Dataset rows ▸
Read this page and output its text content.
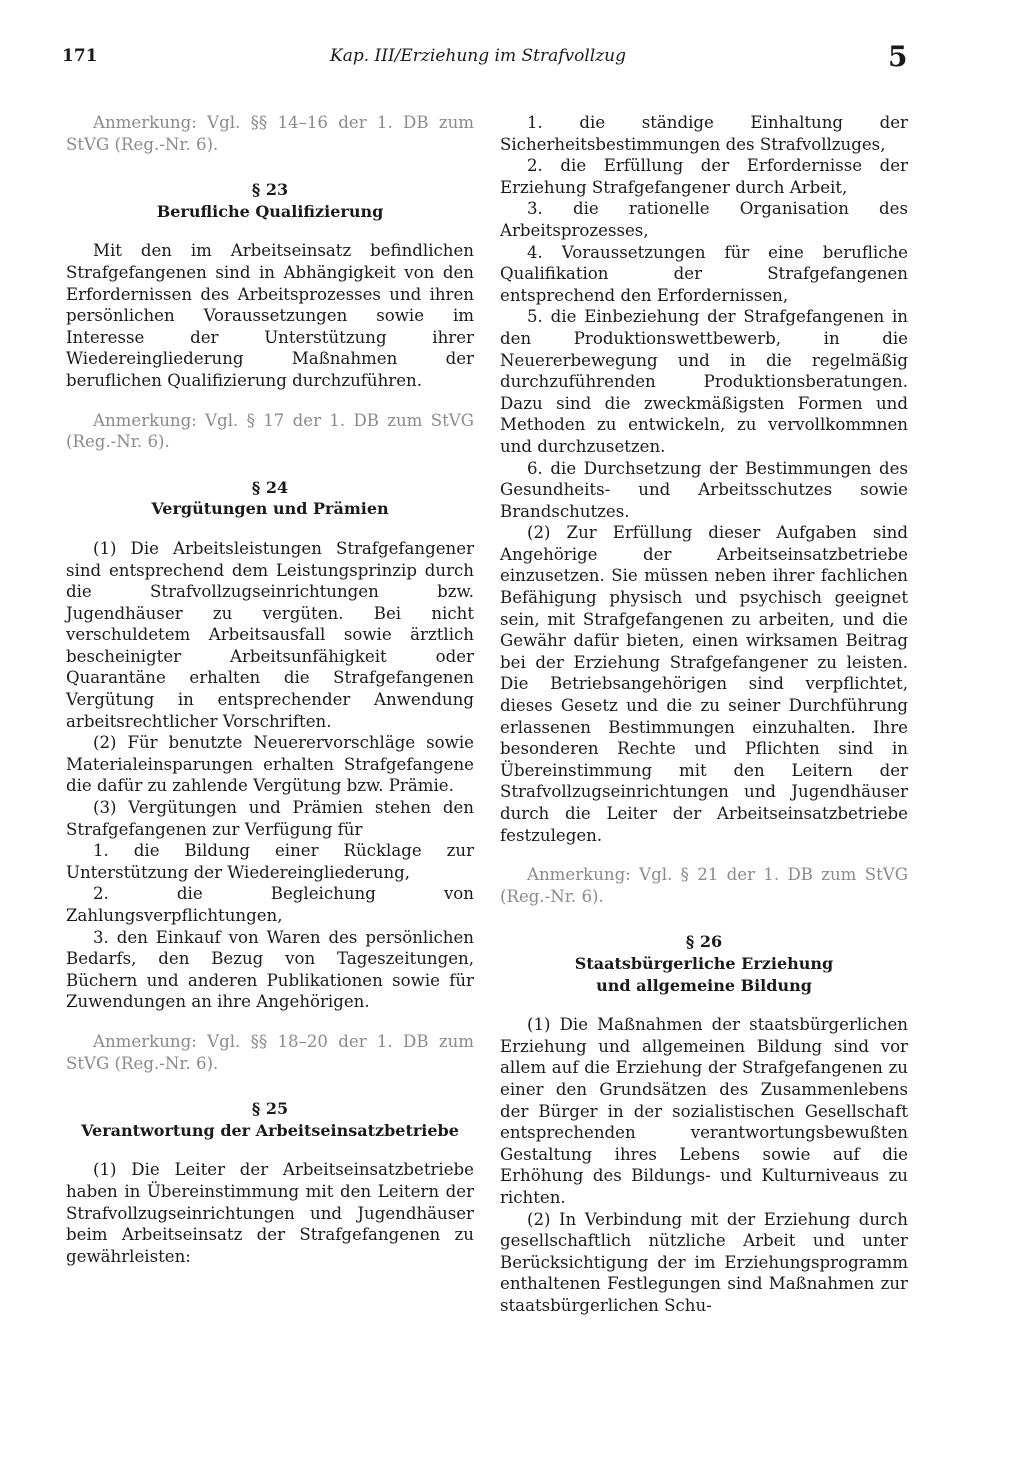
171	Kap. III/Erziehung im Strafvollzug	5

Anmerkung: Vgl. §§ 14–16 der 1. DB zum StVG (Reg.-Nr. 6).

§ 23

Berufliche Qualifizierung

Mit den im Arbeitseinsatz befindlichen Strafgefangenen sind in Abhängigkeit von den Erfordernissen des Arbeitsprozesses und ihren persönlichen Voraussetzungen sowie im Interesse der Unterstützung ihrer Wiedereingliederung Maßnahmen der beruflichen Qualifizierung durchzuführen.

Anmerkung: Vgl. § 17 der 1. DB zum StVG (Reg.-Nr. 6).

§ 24

Vergütungen und Prämien

(1) Die Arbeitsleistungen Strafgefangener sind entsprechend dem Leistungsprinzip durch die Strafvollzugseinrichtungen bzw. Jugendhäuser zu vergüten. Bei nicht verschuldetem Arbeitsausfall sowie ärztlich bescheinigter Arbeitsunfähigkeit oder Quarantäne erhalten die Strafgefangenen Vergütung in entsprechender Anwendung arbeitsrechtlicher Vorschriften.

(2) Für benutzte Neuerervorschläge sowie Materialeinsparungen erhalten Strafgefangene die dafür zu zahlende Vergütung bzw. Prämie.

(3) Vergütungen und Prämien stehen den Strafgefangenen zur Verfügung für

1. die Bildung einer Rücklage zur Unterstützung der Wiedereingliederung,

2. die Begleichung von Zahlungsverpflichtungen,

3. den Einkauf von Waren des persönlichen Bedarfs, den Bezug von Tageszeitungen, Büchern und anderen Publikationen sowie für Zuwendungen an ihre Angehörigen.

Anmerkung: Vgl. §§ 18–20 der 1. DB zum StVG (Reg.-Nr. 6).

§ 25

Verantwortung der Arbeitseinsatzbetriebe

(1) Die Leiter der Arbeitseinsatzbetriebe haben in Übereinstimmung mit den Leitern der Strafvollzugseinrichtungen und Jugendhäuser beim Arbeitseinsatz der Strafgefangenen zu gewährleisten:

1. die ständige Einhaltung der Sicherheitsbestimmungen des Strafvollzuges,

2. die Erfüllung der Erfordernisse der Erziehung Strafgefangener durch Arbeit,

3. die rationelle Organisation des Arbeitsprozesses,

4. Voraussetzungen für eine berufliche Qualifikation der Strafgefangenen entsprechend den Erfordernissen,

5. die Einbeziehung der Strafgefangenen in den Produktionswettbewerb, in die Neuererbewegung und in die regelmäßig durchzuführenden Produktionsberatungen. Dazu sind die zweckmäßigsten Formen und Methoden zu entwickeln, zu vervollkommnen und durchzusetzen.

6. die Durchsetzung der Bestimmungen des Gesundheits- und Arbeitsschutzes sowie Brandschutzes.

(2) Zur Erfüllung dieser Aufgaben sind Angehörige der Arbeitseinsatzbetriebe einzusetzen. Sie müssen neben ihrer fachlichen Befähigung physisch und psychisch geeignet sein, mit Strafgefangenen zu arbeiten, und die Gewähr dafür bieten, einen wirksamen Beitrag bei der Erziehung Strafgefangener zu leisten. Die Betriebsangehörigen sind verpflichtet, dieses Gesetz und die zu seiner Durchführung erlassenen Bestimmungen einzuhalten. Ihre besonderen Rechte und Pflichten sind in Übereinstimmung mit den Leitern der Strafvollzugseinrichtungen und Jugendhäuser durch die Leiter der Arbeitseinsatzbetriebe festzulegen.

Anmerkung: Vgl. § 21 der 1. DB zum StVG (Reg.-Nr. 6).

§ 26

Staatsbürgerliche Erziehung

und allgemeine Bildung

(1) Die Maßnahmen der staatsbürgerlichen Erziehung und allgemeinen Bildung sind vor allem auf die Erziehung der Strafgefangenen zu einer den Grundsätzen des Zusammenlebens der Bürger in der sozialistischen Gesellschaft entsprechenden verantwortungsbewußten Gestaltung ihres Lebens sowie auf die Erhöhung des Bildungs- und Kulturniveaus zu richten.

(2) In Verbindung mit der Erziehung durch gesellschaftlich nützliche Arbeit und unter Berücksichtigung der im Erziehungsprogramm enthaltenen Festlegungen sind Maßnahmen zur staatsbürgerlichen Schu-
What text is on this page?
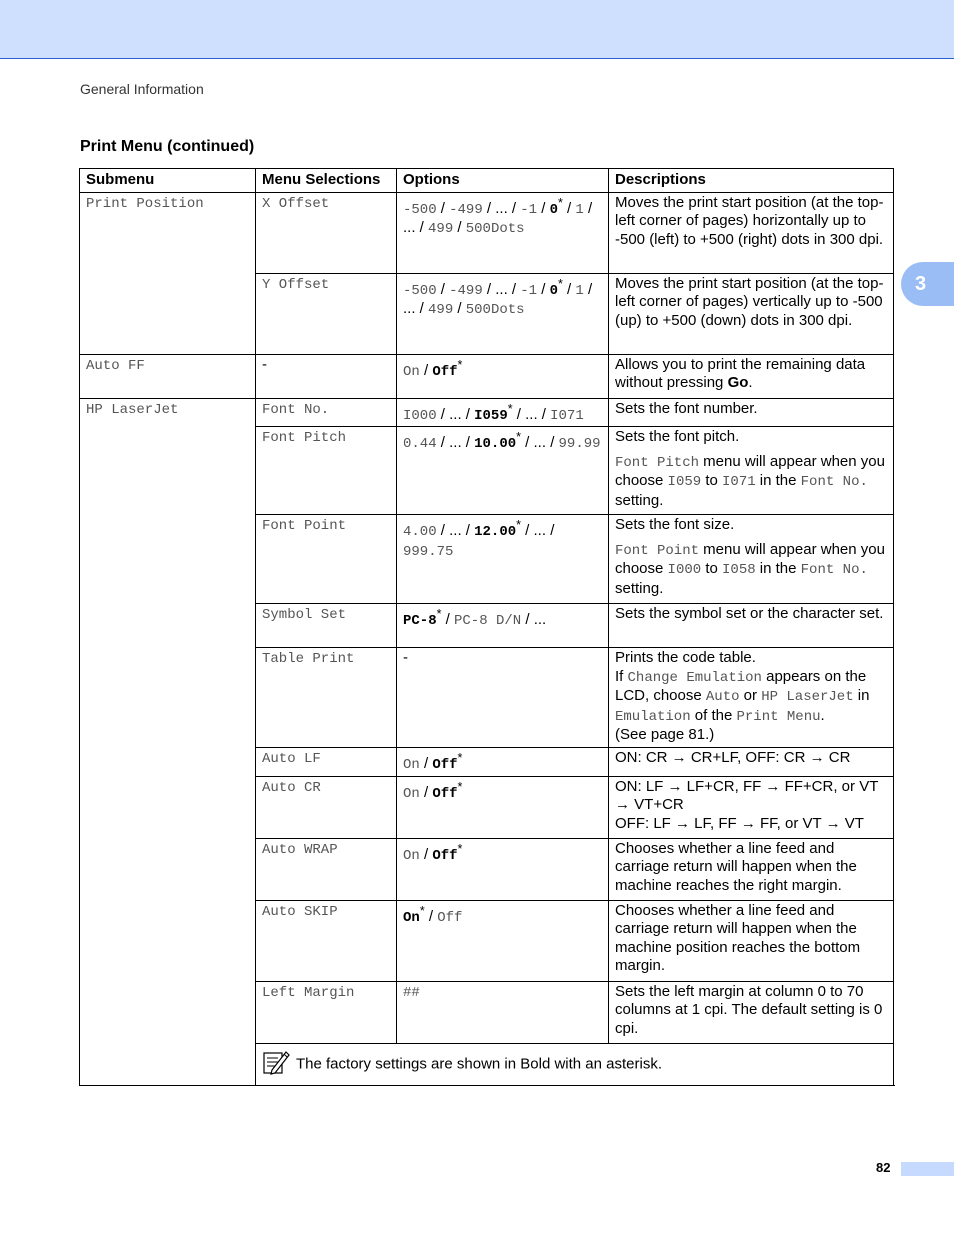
General Information
3
Print Menu (continued)
Submenu	Menu Selections	Options	Descriptions
Print Position	X Offset	-500 / -499 / ... / -1 / 0* / 1 / ... / 499 / 500Dots	Moves the print start position (at the top-left corner of pages) horizontally up to -500 (left) to +500 (right) dots in 300 dpi.
	Y Offset	-500 / -499 / ... / -1 / 0* / 1 / ... / 499 / 500Dots	Moves the print start position (at the top-left corner of pages) vertically up to -500 (up) to +500 (down) dots in 300 dpi.
Auto FF	-	On / Off*	Allows you to print the remaining data without pressing Go.
HP LaserJet	Font No.	I000 / ... / I059* / ... / I071	Sets the font number.
	Font Pitch	0.44 / ... / 10.00* / ... / 99.99	Sets the font pitch.
Font Pitch menu will appear when you choose I059 to I071 in the Font No. setting.
	Font Point	4.00 / ... / 12.00* / ... / 999.75	Sets the font size.
Font Point menu will appear when you choose I000 to I058 in the Font No. setting.
	Symbol Set	PC-8* / PC-8 D/N / ...	Sets the symbol set or the character set.
	Table Print	-	Prints the code table.
If Change Emulation appears on the LCD, choose Auto or HP LaserJet in Emulation of the Print Menu.
(See page 81.)
	Auto LF	On / Off*	ON: CR → CR+LF, OFF: CR → CR
	Auto CR	On / Off*	ON: LF → LF+CR, FF → FF+CR, or VT → VT+CR
OFF: LF → LF, FF → FF, or VT → VT
	Auto WRAP	On / Off*	Chooses whether a line feed and carriage return will happen when the machine reaches the right margin.
	Auto SKIP	On* / Off	Chooses whether a line feed and carriage return will happen when the machine position reaches the bottom margin.
	Left Margin	##	Sets the left margin at column 0 to 70 columns at 1 cpi. The default setting is 0 cpi.
	The factory settings are shown in Bold with an asterisk.		
82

Instruction ▸ Filter out every line that lacks the word "pages", and copy the rest.

The response ▸
Print Position	X Offset	-500 / -499 / ... / -1 / 0* / 1 / ... / 499 / 500Dots	Moves the print start position (at the top-left corner of pages) horizontally up to -500 (left) to +500 (right) dots in 300 dpi.
	Y Offset	-500 / -499 / ... / -1 / 0* / 1 / ... / 499 / 500Dots	Moves the print start position (at the top-left corner of pages) vertically up to -500 (up) to +500 (down) dots in 300 dpi.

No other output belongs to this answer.